● **Exercise prompt**
Repeat every record below exactly, omitting any pictures.

● **Data extracted from a collection**

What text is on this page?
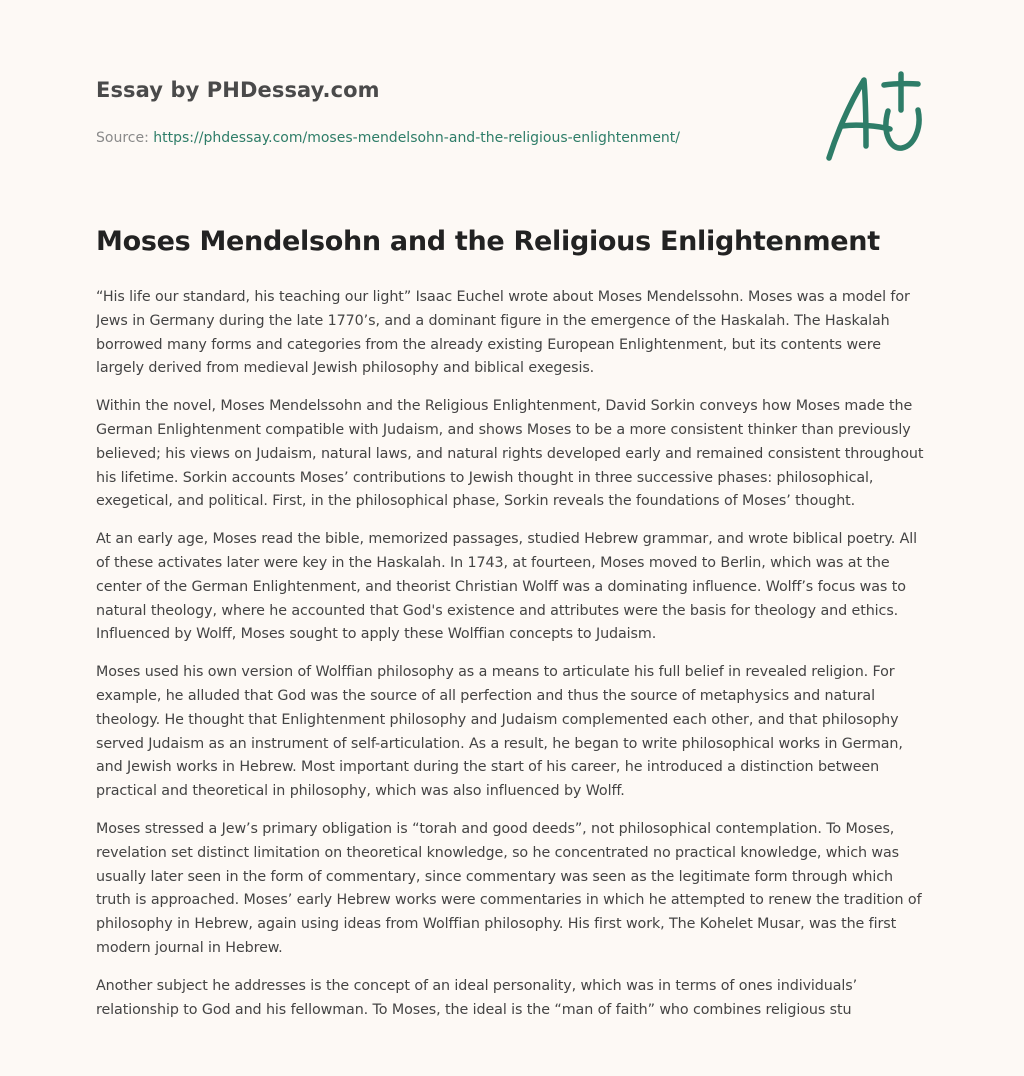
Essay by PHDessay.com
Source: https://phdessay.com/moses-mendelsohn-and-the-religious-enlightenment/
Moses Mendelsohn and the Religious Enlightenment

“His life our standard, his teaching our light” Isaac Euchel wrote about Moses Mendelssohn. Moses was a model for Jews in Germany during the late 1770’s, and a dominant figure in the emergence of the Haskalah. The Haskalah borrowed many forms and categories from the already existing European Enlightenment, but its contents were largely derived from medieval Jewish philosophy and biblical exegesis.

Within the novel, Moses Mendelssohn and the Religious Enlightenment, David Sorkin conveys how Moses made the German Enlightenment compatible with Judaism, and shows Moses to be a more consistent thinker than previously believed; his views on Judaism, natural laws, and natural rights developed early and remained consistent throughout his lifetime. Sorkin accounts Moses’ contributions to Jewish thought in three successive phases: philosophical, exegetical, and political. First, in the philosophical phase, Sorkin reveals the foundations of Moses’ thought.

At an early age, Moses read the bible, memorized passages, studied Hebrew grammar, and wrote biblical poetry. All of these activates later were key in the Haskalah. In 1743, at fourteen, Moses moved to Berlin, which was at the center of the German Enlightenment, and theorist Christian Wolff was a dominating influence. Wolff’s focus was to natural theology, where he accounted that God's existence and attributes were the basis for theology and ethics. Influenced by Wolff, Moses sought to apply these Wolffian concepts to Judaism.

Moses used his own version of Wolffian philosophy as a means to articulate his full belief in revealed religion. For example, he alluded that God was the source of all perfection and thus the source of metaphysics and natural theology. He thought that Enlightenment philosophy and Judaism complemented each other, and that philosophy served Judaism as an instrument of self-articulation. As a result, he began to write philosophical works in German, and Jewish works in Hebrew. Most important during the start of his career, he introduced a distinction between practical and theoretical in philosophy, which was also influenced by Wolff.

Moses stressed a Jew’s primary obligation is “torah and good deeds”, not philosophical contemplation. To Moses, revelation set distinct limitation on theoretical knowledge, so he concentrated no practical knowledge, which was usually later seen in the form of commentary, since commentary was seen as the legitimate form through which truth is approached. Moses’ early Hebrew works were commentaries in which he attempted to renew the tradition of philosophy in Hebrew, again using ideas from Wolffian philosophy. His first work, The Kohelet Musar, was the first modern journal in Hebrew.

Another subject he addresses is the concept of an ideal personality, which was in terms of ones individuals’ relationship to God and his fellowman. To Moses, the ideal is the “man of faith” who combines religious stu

● **Expected answer**
What text is on this page?
Essay by PHDessay.com
Source: https://phdessay.com/moses-mendelsohn-and-the-religious-enlightenment/
Moses Mendelsohn and the Religious Enlightenment

“His life our standard, his teaching our light” Isaac Euchel wrote about Moses Mendelssohn. Moses was a model for Jews in Germany during the late 1770’s, and a dominant figure in the emergence of the Haskalah. The Haskalah borrowed many forms and categories from the already existing European Enlightenment, but its contents were largely derived from medieval Jewish philosophy and biblical exegesis.

Within the novel, Moses Mendelssohn and the Religious Enlightenment, David Sorkin conveys how Moses made the German Enlightenment compatible with Judaism, and shows Moses to be a more consistent thinker than previously believed; his views on Judaism, natural laws, and natural rights developed early and remained consistent throughout his lifetime. Sorkin accounts Moses’ contributions to Jewish thought in three successive phases: philosophical, exegetical, and political. First, in the philosophical phase, Sorkin reveals the foundations of Moses’ thought.

At an early age, Moses read the bible, memorized passages, studied Hebrew grammar, and wrote biblical poetry. All of these activates later were key in the Haskalah. In 1743, at fourteen, Moses moved to Berlin, which was at the center of the German Enlightenment, and theorist Christian Wolff was a dominating influence. Wolff’s focus was to natural theology, where he accounted that God's existence and attributes were the basis for theology and ethics. Influenced by Wolff, Moses sought to apply these Wolffian concepts to Judaism.

Moses used his own version of Wolffian philosophy as a means to articulate his full belief in revealed religion. For example, he alluded that God was the source of all perfection and thus the source of metaphysics and natural theology. He thought that Enlightenment philosophy and Judaism complemented each other, and that philosophy served Judaism as an instrument of self-articulation. As a result, he began to write philosophical works in German, and Jewish works in Hebrew. Most important during the start of his career, he introduced a distinction between practical and theoretical in philosophy, which was also influenced by Wolff.

Moses stressed a Jew’s primary obligation is “torah and good deeds”, not philosophical contemplation. To Moses, revelation set distinct limitation on theoretical knowledge, so he concentrated no practical knowledge, which was usually later seen in the form of commentary, since commentary was seen as the legitimate form through which truth is approached. Moses’ early Hebrew works were commentaries in which he attempted to renew the tradition of philosophy in Hebrew, again using ideas from Wolffian philosophy. His first work, The Kohelet Musar, was the first modern journal in Hebrew.

Another subject he addresses is the concept of an ideal personality, which was in terms of ones individuals’ relationship to God and his fellowman. To Moses, the ideal is the “man of faith” who combines religious stu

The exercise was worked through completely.